Текст для чтения:
<<<<

Но нет. Саша вернулся из небытия в свой дом под Киевом, когда настал сентябрь 2014 года, и объявили шестую мобилизацию. Он снял пиджак и повесил его на невидимый гвоздь прямо посередине стены с проекцией рисованного тонкой карандашной линией интерьера Катиной кухни. И «девочки», обсуждая свое теперь тыловое житье, покупку впрок мешков крупы и картошки, дровяного котла в дом, ста литров бензина на путь до Варшавы, если вдруг понятно что случится, они проговаривают все деловитыми голосами, отводя глаза от Сашиного пиджака и старательно не замечая его самого. А когда больше прятать глаз не могут, спорят, ссорятся, потому что Саша пришел за разрешением вместе с другими мертвыми вернуться в реальность и пойти воевать: «Для шестой мобилизации нужно принципиальное согласие живых родных». Он просит их стоном на выдохе — «девочки!», смешным и жутким одновременно.

>>>>

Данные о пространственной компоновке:
<<<<

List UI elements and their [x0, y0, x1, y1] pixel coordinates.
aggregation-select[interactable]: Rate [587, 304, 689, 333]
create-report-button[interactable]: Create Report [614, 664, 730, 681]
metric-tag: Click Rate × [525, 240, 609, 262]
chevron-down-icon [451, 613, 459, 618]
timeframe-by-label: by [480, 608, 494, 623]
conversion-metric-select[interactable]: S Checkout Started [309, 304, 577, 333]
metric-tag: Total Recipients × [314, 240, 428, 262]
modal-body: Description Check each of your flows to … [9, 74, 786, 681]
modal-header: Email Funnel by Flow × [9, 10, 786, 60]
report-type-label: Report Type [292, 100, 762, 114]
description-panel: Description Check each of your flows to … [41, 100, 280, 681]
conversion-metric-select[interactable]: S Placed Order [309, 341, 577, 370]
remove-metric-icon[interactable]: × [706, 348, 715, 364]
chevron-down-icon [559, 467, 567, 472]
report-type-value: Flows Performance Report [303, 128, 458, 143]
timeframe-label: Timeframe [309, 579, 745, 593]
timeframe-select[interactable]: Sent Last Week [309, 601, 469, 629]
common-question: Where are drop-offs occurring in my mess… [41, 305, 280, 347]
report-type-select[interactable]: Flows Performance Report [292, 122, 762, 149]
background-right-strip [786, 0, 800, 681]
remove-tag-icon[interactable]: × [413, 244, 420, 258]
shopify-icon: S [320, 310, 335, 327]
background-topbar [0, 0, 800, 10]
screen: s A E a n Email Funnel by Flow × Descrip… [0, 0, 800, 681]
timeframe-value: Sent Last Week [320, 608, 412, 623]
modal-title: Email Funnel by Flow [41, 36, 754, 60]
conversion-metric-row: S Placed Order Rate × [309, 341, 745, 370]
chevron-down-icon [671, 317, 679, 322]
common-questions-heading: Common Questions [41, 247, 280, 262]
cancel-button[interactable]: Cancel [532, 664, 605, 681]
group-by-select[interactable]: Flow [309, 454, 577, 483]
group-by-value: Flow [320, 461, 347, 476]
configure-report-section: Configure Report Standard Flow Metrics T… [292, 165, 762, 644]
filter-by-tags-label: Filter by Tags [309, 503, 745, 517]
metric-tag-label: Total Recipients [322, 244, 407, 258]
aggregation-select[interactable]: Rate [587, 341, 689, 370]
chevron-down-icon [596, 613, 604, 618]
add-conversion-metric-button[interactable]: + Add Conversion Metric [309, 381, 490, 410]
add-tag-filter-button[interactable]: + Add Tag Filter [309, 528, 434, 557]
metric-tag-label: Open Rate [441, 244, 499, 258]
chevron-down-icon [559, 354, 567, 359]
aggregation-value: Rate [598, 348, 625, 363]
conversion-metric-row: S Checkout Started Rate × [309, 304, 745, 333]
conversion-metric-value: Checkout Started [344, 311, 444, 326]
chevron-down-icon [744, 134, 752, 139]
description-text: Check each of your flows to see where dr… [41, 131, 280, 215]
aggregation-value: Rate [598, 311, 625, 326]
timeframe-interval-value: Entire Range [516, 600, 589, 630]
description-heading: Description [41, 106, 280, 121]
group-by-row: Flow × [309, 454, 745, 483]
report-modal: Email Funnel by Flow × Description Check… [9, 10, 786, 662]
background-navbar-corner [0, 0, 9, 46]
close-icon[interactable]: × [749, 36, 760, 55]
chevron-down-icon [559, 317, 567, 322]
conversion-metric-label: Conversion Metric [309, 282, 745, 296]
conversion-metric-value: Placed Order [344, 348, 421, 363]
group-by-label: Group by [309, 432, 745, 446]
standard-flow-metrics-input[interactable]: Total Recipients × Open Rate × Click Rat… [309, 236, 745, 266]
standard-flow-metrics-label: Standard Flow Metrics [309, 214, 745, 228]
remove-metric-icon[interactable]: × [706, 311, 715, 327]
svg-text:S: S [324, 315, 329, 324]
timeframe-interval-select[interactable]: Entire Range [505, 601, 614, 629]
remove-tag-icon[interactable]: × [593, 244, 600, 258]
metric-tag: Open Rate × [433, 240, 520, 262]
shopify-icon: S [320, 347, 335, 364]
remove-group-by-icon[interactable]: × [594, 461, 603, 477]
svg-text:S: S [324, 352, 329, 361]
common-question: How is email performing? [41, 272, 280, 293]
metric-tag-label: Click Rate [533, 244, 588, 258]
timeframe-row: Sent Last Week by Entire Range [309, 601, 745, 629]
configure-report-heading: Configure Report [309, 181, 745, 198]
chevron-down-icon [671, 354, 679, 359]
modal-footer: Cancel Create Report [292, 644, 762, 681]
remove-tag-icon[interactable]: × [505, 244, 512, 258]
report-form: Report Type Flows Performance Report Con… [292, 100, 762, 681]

>>>>

Задание 1: Назовите все покупки, которые обсуждают «девочки» в отрывке.
Задание 2: Подсчитайте, в скольких строках записей встречается строка "group". В ответе укажите только число.
Записи никак не связаны с отрывком.

Решение 1: Мешки крупы, мешки картошки, дровяной котел в дом и сто литров бензина на путь до Варшавы.

Решение 2: 5